** What needs to be done **
Work out the number of lines with the word "TERRORIST" in the material below, then reply with that number only.

-------------------------

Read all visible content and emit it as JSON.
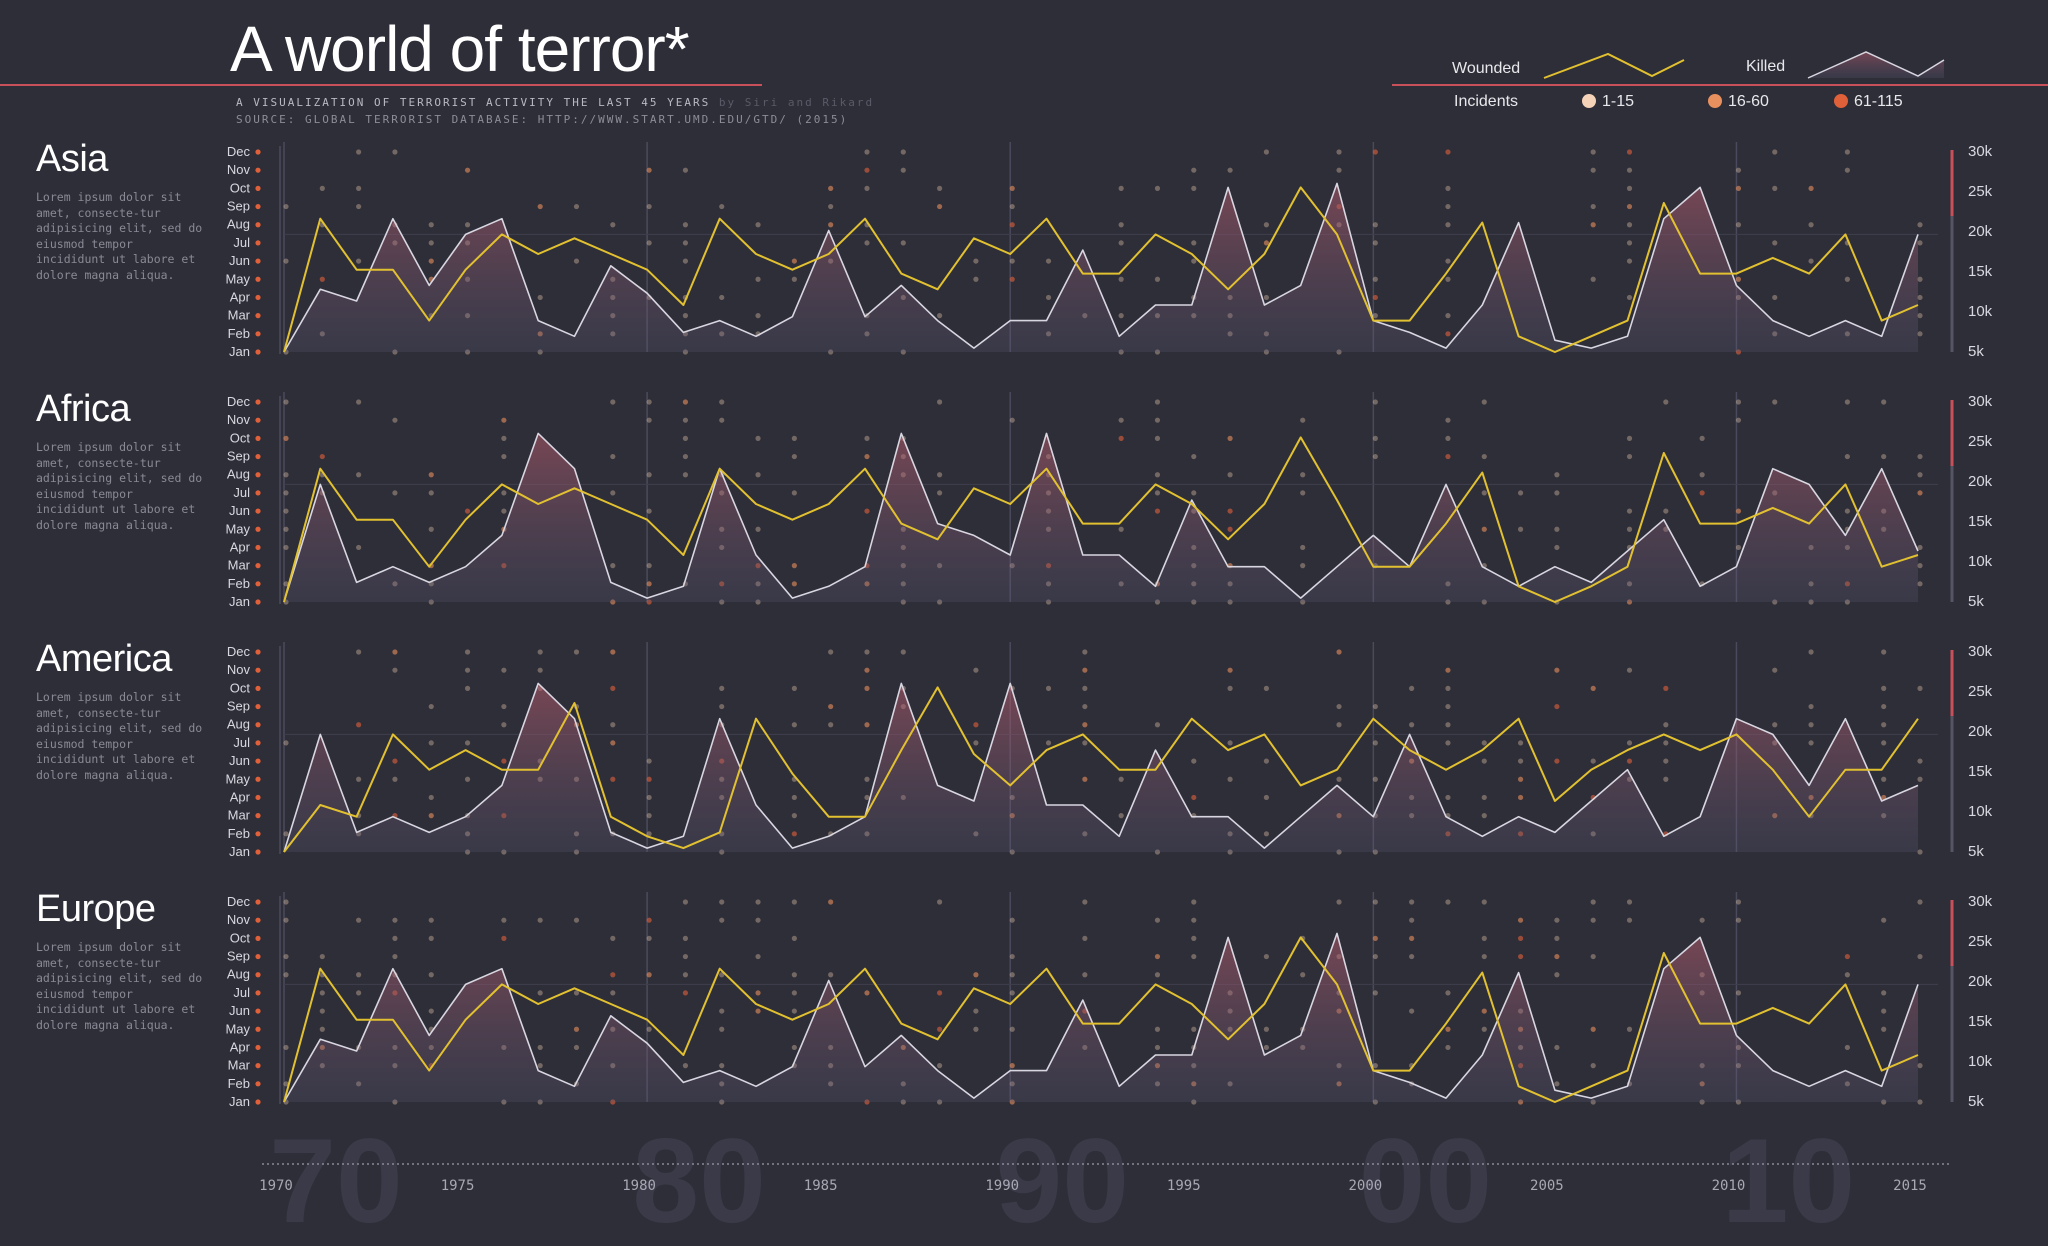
{
  "header": {
    "title": "A world of terror*",
    "subtitle": "A VISUALIZATION OF TERRORIST ACTIVITY THE LAST 45 YEARS",
    "credit": "by Siri and Rikard",
    "source": "SOURCE: GLOBAL TERRORIST DATABASE: HTTP://WWW.START.UMD.EDU/GTD/ (2015)"
  },
  "legend": {
    "wounded_label": "Wounded",
    "killed_label": "Killed",
    "incidents_label": "Incidents",
    "bins": [
      {
        "label": "1-15",
        "color": "#f5d3b8"
      },
      {
        "label": "16-60",
        "color": "#e8905e"
      },
      {
        "label": "61-115",
        "color": "#e0603a"
      }
    ]
  },
  "colors": {
    "background": "#2e2e38",
    "accent_red": "#c8505a",
    "wounded_line": "#e2c130",
    "killed_line": "#d8d6e0"
  },
  "chart_data": {
    "type": "line",
    "x_ticks": [
      1970,
      1975,
      1980,
      1985,
      1990,
      1995,
      2000,
      2005,
      2010,
      2015
    ],
    "decade_watermarks": [
      "70",
      "80",
      "90",
      "00",
      "10"
    ],
    "months": [
      "Jan",
      "Feb",
      "Mar",
      "Apr",
      "May",
      "Jun",
      "Jul",
      "Aug",
      "Sep",
      "Oct",
      "Nov",
      "Dec"
    ],
    "y_ticks": [
      "5k",
      "10k",
      "15k",
      "20k",
      "25k",
      "30k"
    ],
    "ylim": [
      5000,
      30000
    ],
    "xlim": [
      1970,
      2015
    ],
    "regions": [
      {
        "name": "Asia",
        "description": "Lorem ipsum dolor sit amet, consecte-tur adipisicing elit, sed do eiusmod tempor incididunt ut labore et dolore magna aliqua.",
        "years": [
          1970,
          1971,
          1972,
          1973,
          1974,
          1975,
          1976,
          1977,
          1978,
          1979,
          1980,
          1981,
          1982,
          1983,
          1984,
          1985,
          1986,
          1987,
          1988,
          1989,
          1990,
          1991,
          1992,
          1993,
          1994,
          1995,
          1996,
          1997,
          1998,
          1999,
          2000,
          2001,
          2002,
          2003,
          2004,
          2005,
          2006,
          2007,
          2008,
          2009,
          2010,
          2011,
          2012,
          2013,
          2014,
          2015
        ],
        "killed": [
          5000,
          13000,
          11500,
          22000,
          13500,
          20000,
          22000,
          9000,
          7000,
          16000,
          12500,
          7500,
          9000,
          7000,
          9500,
          20500,
          9500,
          13500,
          9000,
          5500,
          9000,
          9000,
          18000,
          7000,
          11000,
          11000,
          26000,
          11000,
          13500,
          26500,
          9000,
          7500,
          5500,
          11000,
          21500,
          6500,
          5500,
          7000,
          22000,
          26000,
          13500,
          9000,
          7000,
          9000,
          7000,
          20000
        ],
        "wounded": [
          5000,
          22000,
          15500,
          15500,
          9000,
          15500,
          20000,
          17500,
          19500,
          17500,
          15500,
          11000,
          22000,
          17500,
          15500,
          17500,
          22000,
          15000,
          13000,
          19500,
          17500,
          22000,
          15000,
          15000,
          20000,
          17500,
          13000,
          17500,
          26000,
          20000,
          9000,
          9000,
          15000,
          21500,
          7000,
          5000,
          7000,
          9000,
          24000,
          15000,
          15000,
          17000,
          15000,
          20000,
          9000,
          11000
        ]
      },
      {
        "name": "Africa",
        "description": "Lorem ipsum dolor sit amet, consecte-tur adipisicing elit, sed do eiusmod tempor incididunt ut labore et dolore magna aliqua.",
        "years": [
          1970,
          1971,
          1972,
          1973,
          1974,
          1975,
          1976,
          1977,
          1978,
          1979,
          1980,
          1981,
          1982,
          1983,
          1984,
          1985,
          1986,
          1987,
          1988,
          1989,
          1990,
          1991,
          1992,
          1993,
          1994,
          1995,
          1996,
          1997,
          1998,
          1999,
          2000,
          2001,
          2002,
          2003,
          2004,
          2005,
          2006,
          2007,
          2008,
          2009,
          2010,
          2011,
          2012,
          2013,
          2014,
          2015
        ],
        "killed": [
          5000,
          20000,
          7500,
          9500,
          7500,
          9500,
          13500,
          26500,
          22000,
          7500,
          5500,
          7000,
          22000,
          11000,
          5500,
          7000,
          9500,
          26500,
          15000,
          13500,
          11000,
          26500,
          11000,
          11000,
          7000,
          18000,
          9500,
          9500,
          5500,
          9500,
          13500,
          9500,
          20000,
          9500,
          7000,
          9500,
          7500,
          11500,
          15500,
          7000,
          9500,
          22000,
          20000,
          13500,
          22000,
          11500
        ],
        "wounded": [
          5000,
          22000,
          15500,
          15500,
          9500,
          15500,
          20000,
          17500,
          19500,
          17500,
          15500,
          11000,
          22000,
          17500,
          15500,
          17500,
          22000,
          15000,
          13000,
          19500,
          17500,
          22000,
          15000,
          15000,
          20000,
          17500,
          13000,
          17500,
          26000,
          18000,
          9500,
          9500,
          15000,
          21500,
          7000,
          5000,
          7000,
          9500,
          24000,
          15000,
          15000,
          17000,
          15000,
          20000,
          9500,
          11000
        ]
      },
      {
        "name": "America",
        "description": "Lorem ipsum dolor sit amet, consecte-tur adipisicing elit, sed do eiusmod tempor incididunt ut labore et dolore magna aliqua.",
        "years": [
          1970,
          1971,
          1972,
          1973,
          1974,
          1975,
          1976,
          1977,
          1978,
          1979,
          1980,
          1981,
          1982,
          1983,
          1984,
          1985,
          1986,
          1987,
          1988,
          1989,
          1990,
          1991,
          1992,
          1993,
          1994,
          1995,
          1996,
          1997,
          1998,
          1999,
          2000,
          2001,
          2002,
          2003,
          2004,
          2005,
          2006,
          2007,
          2008,
          2009,
          2010,
          2011,
          2012,
          2013,
          2014,
          2015
        ],
        "killed": [
          5000,
          20000,
          7500,
          9500,
          7500,
          9500,
          13500,
          26500,
          22000,
          7500,
          5500,
          7000,
          22000,
          11000,
          5500,
          7000,
          9500,
          26500,
          13500,
          11500,
          26500,
          11000,
          11000,
          7000,
          18000,
          9500,
          9500,
          5500,
          9500,
          13500,
          9500,
          20000,
          9500,
          7000,
          9500,
          7500,
          11500,
          15500,
          7000,
          9500,
          22000,
          20000,
          13500,
          22000,
          11500,
          13500
        ],
        "wounded": [
          5000,
          11000,
          9500,
          20000,
          15500,
          18000,
          15500,
          15500,
          24000,
          9500,
          7000,
          5500,
          7500,
          22000,
          15000,
          9500,
          9500,
          18000,
          26000,
          17500,
          13500,
          18000,
          20000,
          15500,
          15500,
          22000,
          18000,
          20000,
          13500,
          15500,
          22000,
          18000,
          15500,
          18000,
          22000,
          11500,
          15500,
          18000,
          20000,
          18000,
          20000,
          15500,
          9500,
          15500,
          15500,
          22000
        ]
      },
      {
        "name": "Europe",
        "description": "Lorem ipsum dolor sit amet, consecte-tur adipisicing elit, sed do eiusmod tempor incididunt ut labore et dolore magna aliqua.",
        "years": [
          1970,
          1971,
          1972,
          1973,
          1974,
          1975,
          1976,
          1977,
          1978,
          1979,
          1980,
          1981,
          1982,
          1983,
          1984,
          1985,
          1986,
          1987,
          1988,
          1989,
          1990,
          1991,
          1992,
          1993,
          1994,
          1995,
          1996,
          1997,
          1998,
          1999,
          2000,
          2001,
          2002,
          2003,
          2004,
          2005,
          2006,
          2007,
          2008,
          2009,
          2010,
          2011,
          2012,
          2013,
          2014,
          2015
        ],
        "killed": [
          5000,
          13000,
          11500,
          22000,
          13500,
          20000,
          22000,
          9000,
          7000,
          16000,
          12500,
          7500,
          9000,
          7000,
          9500,
          20500,
          9500,
          13500,
          9000,
          5500,
          9000,
          9000,
          18000,
          7000,
          11000,
          11000,
          26000,
          11000,
          13500,
          26500,
          9000,
          7500,
          5500,
          11000,
          21500,
          6500,
          5500,
          7000,
          22000,
          26000,
          13500,
          9000,
          7000,
          9000,
          7000,
          20000
        ],
        "wounded": [
          5000,
          22000,
          15500,
          15500,
          9000,
          15500,
          20000,
          17500,
          19500,
          17500,
          15500,
          11000,
          22000,
          17500,
          15500,
          17500,
          22000,
          15000,
          13000,
          19500,
          17500,
          22000,
          15000,
          15000,
          20000,
          17500,
          13000,
          17500,
          26000,
          20000,
          9000,
          9000,
          15000,
          21500,
          7000,
          5000,
          7000,
          9000,
          24000,
          15000,
          15000,
          17000,
          15000,
          20000,
          9000,
          11000
        ]
      }
    ]
  }
}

-------------------------

** Response **
2